**Collected data**
*-*-*
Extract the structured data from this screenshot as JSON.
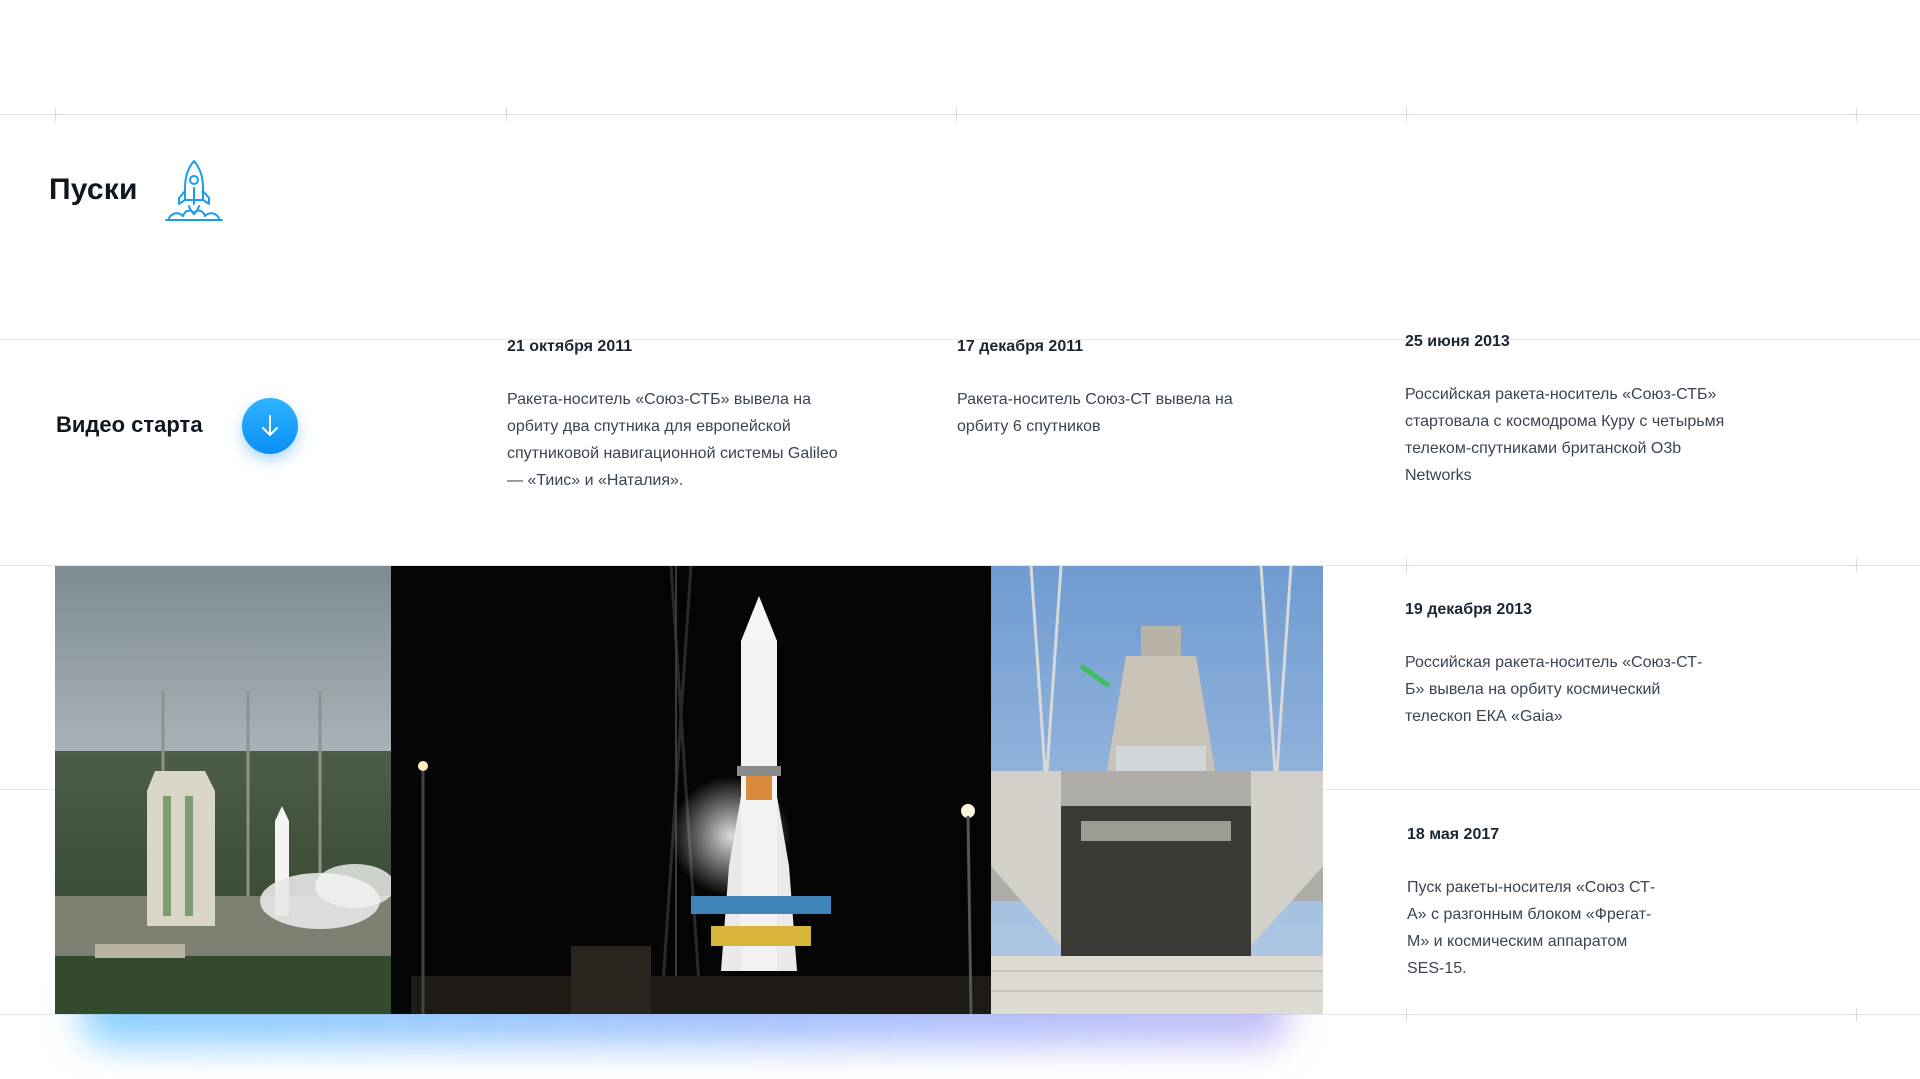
{
  "section": {
    "title": "Пуски",
    "icon": "rocket-launch-icon"
  },
  "video": {
    "label": "Видео старта",
    "button_icon": "arrow-down-icon"
  },
  "events": [
    {
      "date": "21 октября 2011",
      "text": "Ракета-носитель «Союз-СТБ» вывела на орбиту два спутника для европейской спутниковой навигационной системы Galileo — «Тиис» и «Наталия»."
    },
    {
      "date": "17 декабря 2011",
      "text": "Ракета-носитель Союз-СТ вывела на орбиту 6 спутников"
    },
    {
      "date": "25 июня 2013",
      "text": "Российская ракета-носитель «Союз-СТБ» стартовала с космодрома Куру с четырьмя телеком-спутниками британской O3b Networks"
    },
    {
      "date": "19 декабря 2013",
      "text": "Российская ракета-носитель «Союз-СТ-Б» вывела на орбиту космический телескоп ЕКА «Gaia»"
    },
    {
      "date": "18 мая 2017",
      "text": "Пуск ракеты-носителя «Союз СТ-А» с разгонным блоком «Фрегат-М» и космическим аппаратом SES-15."
    }
  ],
  "colors": {
    "accent": "#0a8ef5",
    "grid_line": "#e6e8eb",
    "text_primary": "#0f1720",
    "text_secondary": "#3a4452"
  }
}
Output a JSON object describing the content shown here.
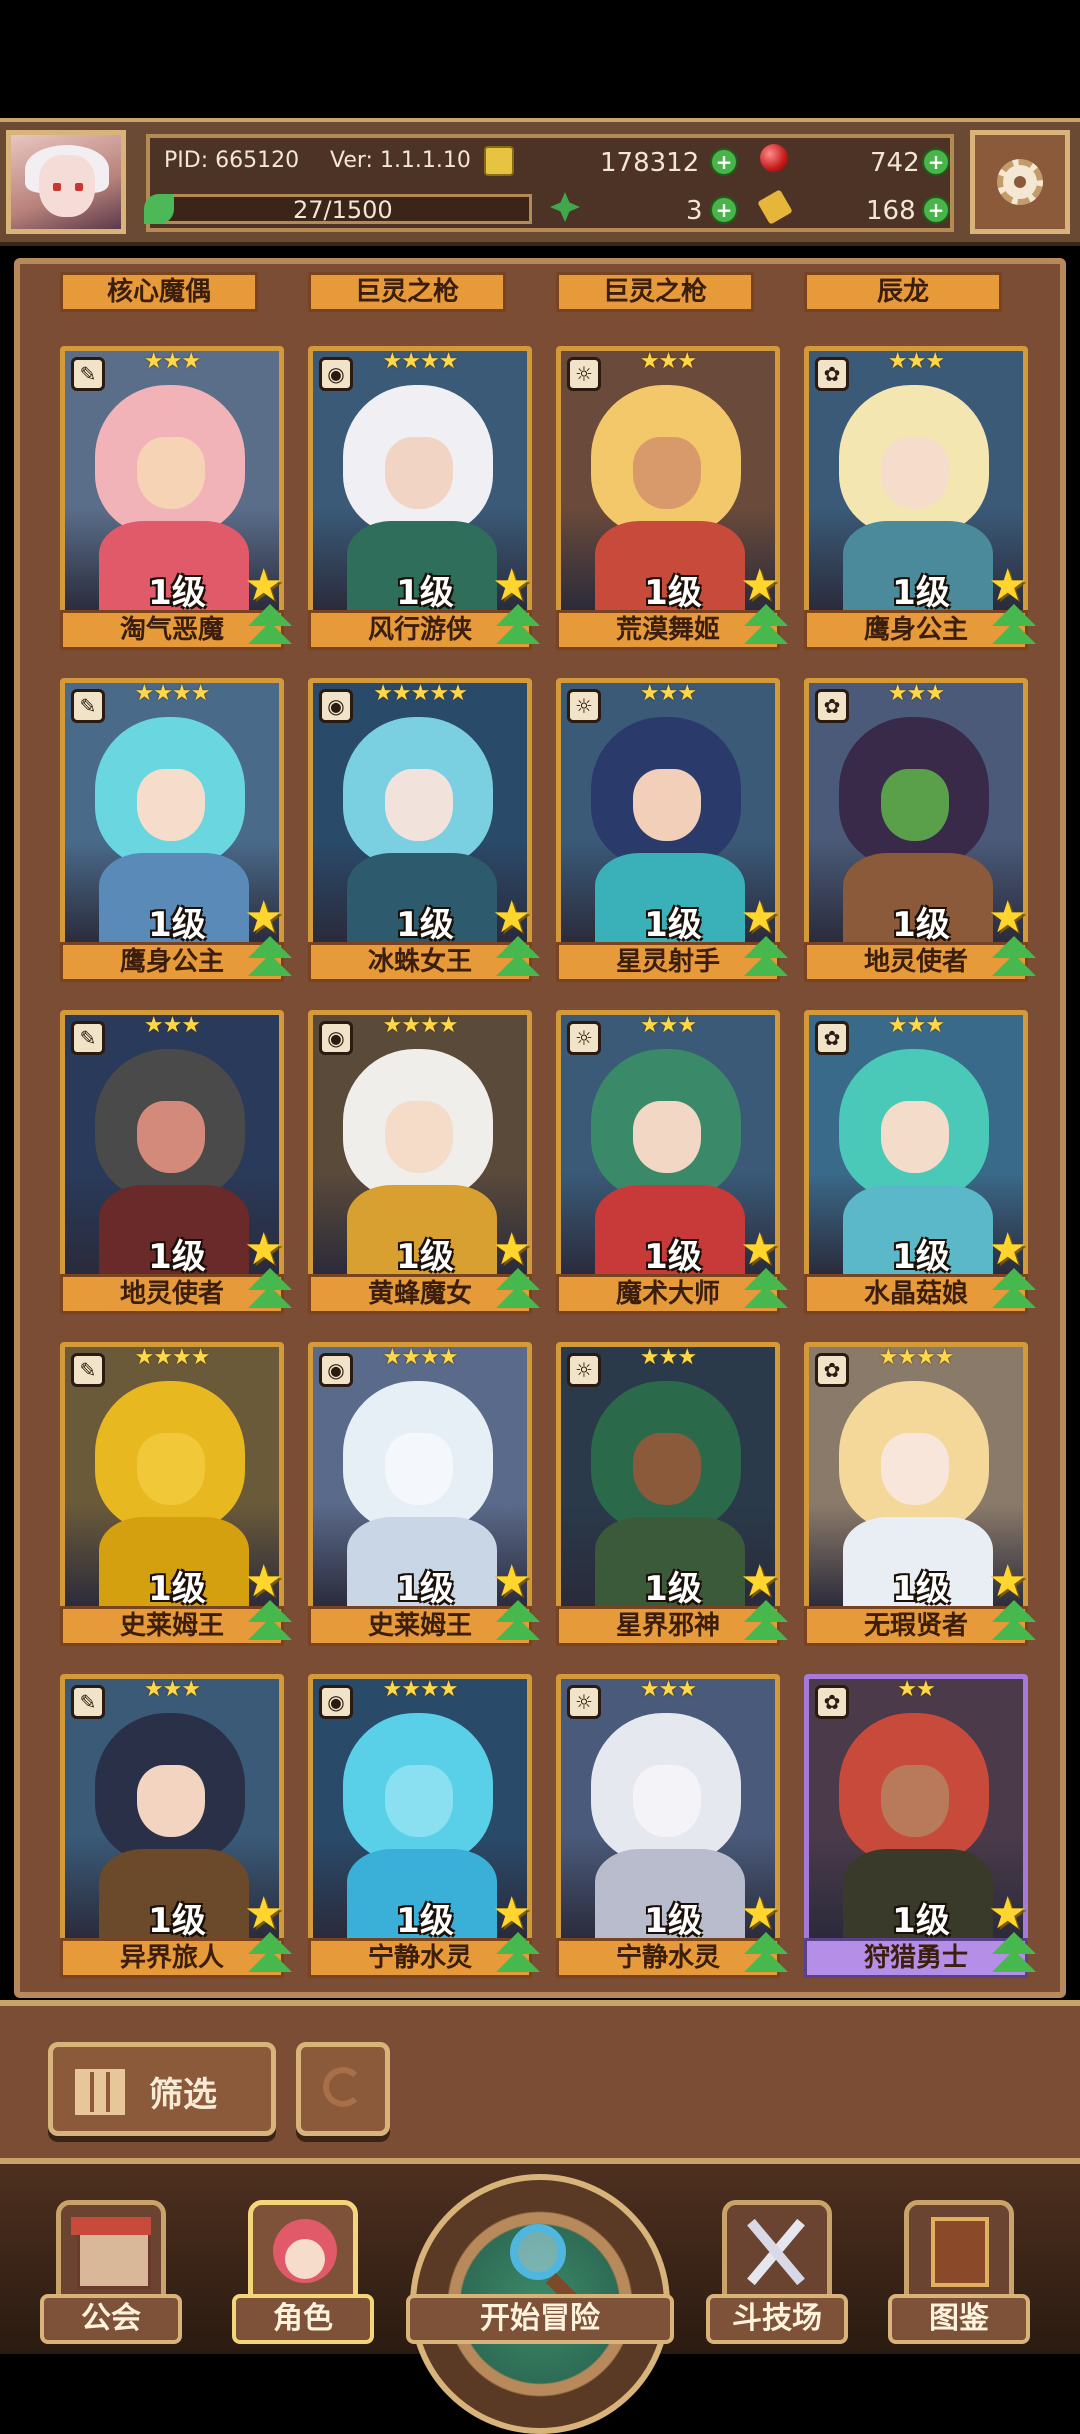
{
  "header": {
    "pid": "PID: 665120",
    "version": "Ver: 1.1.1.10",
    "xp": "27/1500",
    "gold": "178312",
    "gems": "742",
    "clover": "3",
    "tickets": "168"
  },
  "top_row_labels": [
    "核心魔偶",
    "巨灵之枪",
    "巨灵之枪",
    "辰龙"
  ],
  "cards": [
    {
      "name": "淘气恶魔",
      "level": "1级",
      "stars": "★★★",
      "hair": "#f2b3b8",
      "face": "#f5d3b4",
      "body": "#e05a6a",
      "bg": "#5a6e8a"
    },
    {
      "name": "风行游侠",
      "level": "1级",
      "stars": "★★★★",
      "hair": "#f0f0f4",
      "face": "#f2d4c4",
      "body": "#2e6e5a",
      "bg": "#3a5a78"
    },
    {
      "name": "荒漠舞姬",
      "level": "1级",
      "stars": "★★★",
      "hair": "#f3c86a",
      "face": "#d89a6a",
      "body": "#c84a3a",
      "bg": "#6a4a3a"
    },
    {
      "name": "鹰身公主",
      "level": "1级",
      "stars": "★★★",
      "hair": "#f3e6b0",
      "face": "#f6dccb",
      "body": "#4a8a9a",
      "bg": "#3a5a78"
    },
    {
      "name": "鹰身公主",
      "level": "1级",
      "stars": "★★★★",
      "hair": "#6ad6e0",
      "face": "#f6dccb",
      "body": "#5a8ab8",
      "bg": "#4a6a8a"
    },
    {
      "name": "冰蛛女王",
      "level": "1级",
      "stars": "★★★★★",
      "hair": "#7ad0e0",
      "face": "#f2e2dc",
      "body": "#2e5a6e",
      "bg": "#2a4a6a"
    },
    {
      "name": "星灵射手",
      "level": "1级",
      "stars": "★★★",
      "hair": "#2a3a6a",
      "face": "#f2cfb8",
      "body": "#3ab0b8",
      "bg": "#3a5a78"
    },
    {
      "name": "地灵使者",
      "level": "1级",
      "stars": "★★★",
      "hair": "#3a2a4a",
      "face": "#5aa04a",
      "body": "#8a5a3a",
      "bg": "#4a5a78"
    },
    {
      "name": "地灵使者",
      "level": "1级",
      "stars": "★★★",
      "hair": "#4a4a4a",
      "face": "#d48a7a",
      "body": "#6a2a2a",
      "bg": "#2a3a5a"
    },
    {
      "name": "黄蜂魔女",
      "level": "1级",
      "stars": "★★★★",
      "hair": "#f0eeea",
      "face": "#f4dcc8",
      "body": "#d8a030",
      "bg": "#5a4a3a"
    },
    {
      "name": "魔术大师",
      "level": "1级",
      "stars": "★★★",
      "hair": "#3a8a6a",
      "face": "#f2d8c4",
      "body": "#c83a3a",
      "bg": "#3a5a78"
    },
    {
      "name": "水晶菇娘",
      "level": "1级",
      "stars": "★★★",
      "hair": "#4ac8b8",
      "face": "#f4dccb",
      "body": "#5ab8c8",
      "bg": "#3a6a8a"
    },
    {
      "name": "史莱姆王",
      "level": "1级",
      "stars": "★★★★",
      "hair": "#e8b820",
      "face": "#f0c838",
      "body": "#d4a010",
      "bg": "#6a5a3a"
    },
    {
      "name": "史莱姆王",
      "level": "1级",
      "stars": "★★★★",
      "hair": "#e6eef6",
      "face": "#f4f8fc",
      "body": "#c8d6e6",
      "bg": "#5a6a8a"
    },
    {
      "name": "星界邪神",
      "level": "1级",
      "stars": "★★★",
      "hair": "#2a6a4a",
      "face": "#8a5a3a",
      "body": "#3a5a3a",
      "bg": "#2a3a4a"
    },
    {
      "name": "无瑕贤者",
      "level": "1级",
      "stars": "★★★★",
      "hair": "#f3d89a",
      "face": "#f8e6da",
      "body": "#e8eef4",
      "bg": "#8a7a6a"
    },
    {
      "name": "异界旅人",
      "level": "1级",
      "stars": "★★★",
      "hair": "#2a3048",
      "face": "#f2d4c0",
      "body": "#6a4a2a",
      "bg": "#3a5a78"
    },
    {
      "name": "宁静水灵",
      "level": "1级",
      "stars": "★★★★",
      "hair": "#5ad0e8",
      "face": "#8ae0f0",
      "body": "#3ab0d8",
      "bg": "#2a4a6a"
    },
    {
      "name": "宁静水灵",
      "level": "1级",
      "stars": "★★★",
      "hair": "#e6e8f0",
      "face": "#f4f4f8",
      "body": "#b8bccc",
      "bg": "#4a5a7a"
    },
    {
      "name": "狩猎勇士",
      "level": "1级",
      "stars": "★★",
      "hair": "#c84a3a",
      "face": "#b87a5a",
      "body": "#3a3a2a",
      "bg": "#4a3a4a",
      "purple": true
    }
  ],
  "filter": {
    "label": "筛选"
  },
  "nav": {
    "guild": "公会",
    "character": "角色",
    "adventure": "开始冒险",
    "arena": "斗技场",
    "codex": "图鉴"
  }
}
*-*-*
**WORK TO BE COMPLETED**
Restate the data above word for word. Do not include the images.

**TASK OUTPUT**
Extract the structured data from this screenshot as JSON.
{
  "section": {
    "title": "Пуски",
    "icon": "rocket-launch-icon"
  },
  "video": {
    "label": "Видео старта",
    "button_icon": "arrow-down-icon"
  },
  "events": [
    {
      "date": "21 октября 2011",
      "text": "Ракета-носитель «Союз-СТБ» вывела на орбиту два спутника для европейской спутниковой навигационной системы Galileo — «Тиис» и «Наталия»."
    },
    {
      "date": "17 декабря 2011",
      "text": "Ракета-носитель Союз-СТ вывела на орбиту 6 спутников"
    },
    {
      "date": "25 июня 2013",
      "text": "Российская ракета-носитель «Союз-СТБ» стартовала с космодрома Куру с четырьмя телеком-спутниками британской O3b Networks"
    },
    {
      "date": "19 декабря 2013",
      "text": "Российская ракета-носитель «Союз-СТ-Б» вывела на орбиту космический телескоп ЕКА «Gaia»"
    },
    {
      "date": "18 мая 2017",
      "text": "Пуск ракеты-носителя «Союз СТ-А» с разгонным блоком «Фрегат-М» и космическим аппаратом SES-15."
    }
  ],
  "colors": {
    "accent": "#0a8ef5",
    "grid_line": "#e6e8eb",
    "text_primary": "#0f1720",
    "text_secondary": "#3a4452"
  }
}
Output a JSON object describing the content shown here.
{
  "header": {
    "pid": "PID: 665120",
    "version": "Ver: 1.1.1.10",
    "xp": "27/1500",
    "gold": "178312",
    "gems": "742",
    "clover": "3",
    "tickets": "168"
  },
  "top_row_labels": [
    "核心魔偶",
    "巨灵之枪",
    "巨灵之枪",
    "辰龙"
  ],
  "cards": [
    {
      "name": "淘气恶魔",
      "level": "1级",
      "stars": "★★★",
      "hair": "#f2b3b8",
      "face": "#f5d3b4",
      "body": "#e05a6a",
      "bg": "#5a6e8a"
    },
    {
      "name": "风行游侠",
      "level": "1级",
      "stars": "★★★★",
      "hair": "#f0f0f4",
      "face": "#f2d4c4",
      "body": "#2e6e5a",
      "bg": "#3a5a78"
    },
    {
      "name": "荒漠舞姬",
      "level": "1级",
      "stars": "★★★",
      "hair": "#f3c86a",
      "face": "#d89a6a",
      "body": "#c84a3a",
      "bg": "#6a4a3a"
    },
    {
      "name": "鹰身公主",
      "level": "1级",
      "stars": "★★★",
      "hair": "#f3e6b0",
      "face": "#f6dccb",
      "body": "#4a8a9a",
      "bg": "#3a5a78"
    },
    {
      "name": "鹰身公主",
      "level": "1级",
      "stars": "★★★★",
      "hair": "#6ad6e0",
      "face": "#f6dccb",
      "body": "#5a8ab8",
      "bg": "#4a6a8a"
    },
    {
      "name": "冰蛛女王",
      "level": "1级",
      "stars": "★★★★★",
      "hair": "#7ad0e0",
      "face": "#f2e2dc",
      "body": "#2e5a6e",
      "bg": "#2a4a6a"
    },
    {
      "name": "星灵射手",
      "level": "1级",
      "stars": "★★★",
      "hair": "#2a3a6a",
      "face": "#f2cfb8",
      "body": "#3ab0b8",
      "bg": "#3a5a78"
    },
    {
      "name": "地灵使者",
      "level": "1级",
      "stars": "★★★",
      "hair": "#3a2a4a",
      "face": "#5aa04a",
      "body": "#8a5a3a",
      "bg": "#4a5a78"
    },
    {
      "name": "地灵使者",
      "level": "1级",
      "stars": "★★★",
      "hair": "#4a4a4a",
      "face": "#d48a7a",
      "body": "#6a2a2a",
      "bg": "#2a3a5a"
    },
    {
      "name": "黄蜂魔女",
      "level": "1级",
      "stars": "★★★★",
      "hair": "#f0eeea",
      "face": "#f4dcc8",
      "body": "#d8a030",
      "bg": "#5a4a3a"
    },
    {
      "name": "魔术大师",
      "level": "1级",
      "stars": "★★★",
      "hair": "#3a8a6a",
      "face": "#f2d8c4",
      "body": "#c83a3a",
      "bg": "#3a5a78"
    },
    {
      "name": "水晶菇娘",
      "level": "1级",
      "stars": "★★★",
      "hair": "#4ac8b8",
      "face": "#f4dccb",
      "body": "#5ab8c8",
      "bg": "#3a6a8a"
    },
    {
      "name": "史莱姆王",
      "level": "1级",
      "stars": "★★★★",
      "hair": "#e8b820",
      "face": "#f0c838",
      "body": "#d4a010",
      "bg": "#6a5a3a"
    },
    {
      "name": "史莱姆王",
      "level": "1级",
      "stars": "★★★★",
      "hair": "#e6eef6",
      "face": "#f4f8fc",
      "body": "#c8d6e6",
      "bg": "#5a6a8a"
    },
    {
      "name": "星界邪神",
      "level": "1级",
      "stars": "★★★",
      "hair": "#2a6a4a",
      "face": "#8a5a3a",
      "body": "#3a5a3a",
      "bg": "#2a3a4a"
    },
    {
      "name": "无瑕贤者",
      "level": "1级",
      "stars": "★★★★",
      "hair": "#f3d89a",
      "face": "#f8e6da",
      "body": "#e8eef4",
      "bg": "#8a7a6a"
    },
    {
      "name": "异界旅人",
      "level": "1级",
      "stars": "★★★",
      "hair": "#2a3048",
      "face": "#f2d4c0",
      "body": "#6a4a2a",
      "bg": "#3a5a78"
    },
    {
      "name": "宁静水灵",
      "level": "1级",
      "stars": "★★★★",
      "hair": "#5ad0e8",
      "face": "#8ae0f0",
      "body": "#3ab0d8",
      "bg": "#2a4a6a"
    },
    {
      "name": "宁静水灵",
      "level": "1级",
      "stars": "★★★",
      "hair": "#e6e8f0",
      "face": "#f4f4f8",
      "body": "#b8bccc",
      "bg": "#4a5a7a"
    },
    {
      "name": "狩猎勇士",
      "level": "1级",
      "stars": "★★",
      "hair": "#c84a3a",
      "face": "#b87a5a",
      "body": "#3a3a2a",
      "bg": "#4a3a4a",
      "purple": true
    }
  ],
  "filter": {
    "label": "筛选"
  },
  "nav": {
    "guild": "公会",
    "character": "角色",
    "adventure": "开始冒险",
    "arena": "斗技场",
    "codex": "图鉴"
  }
}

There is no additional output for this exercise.